### Description of the task
Locate the word "Inledning" in the material, then show every line that holds it.

### Entries shown
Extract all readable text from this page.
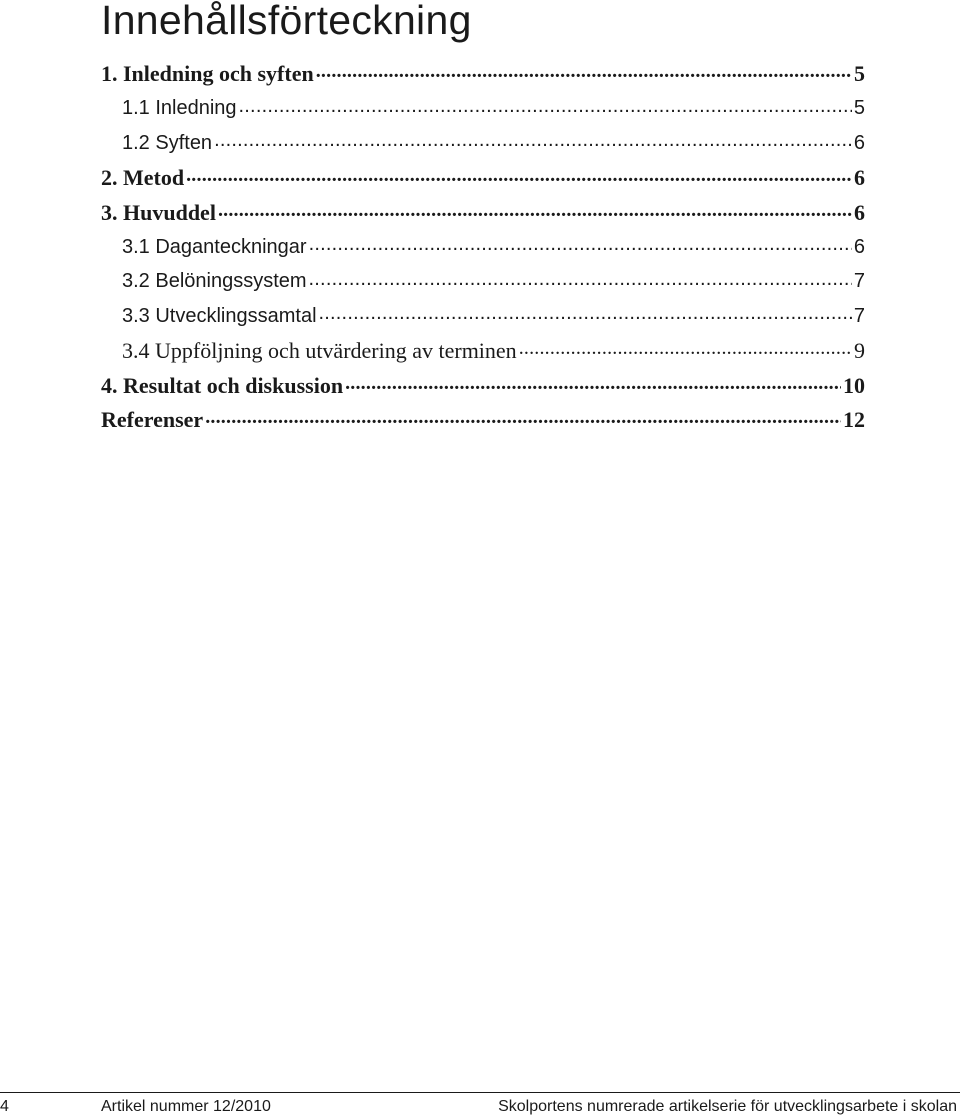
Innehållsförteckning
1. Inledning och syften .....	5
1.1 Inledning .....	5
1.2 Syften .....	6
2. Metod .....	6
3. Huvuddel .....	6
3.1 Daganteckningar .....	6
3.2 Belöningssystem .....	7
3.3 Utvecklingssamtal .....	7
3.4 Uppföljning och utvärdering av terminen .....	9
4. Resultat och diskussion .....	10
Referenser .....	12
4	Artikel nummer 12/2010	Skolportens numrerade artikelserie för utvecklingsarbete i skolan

### Reply
1. Inledning och syften .....	5
1.1 Inledning .....	5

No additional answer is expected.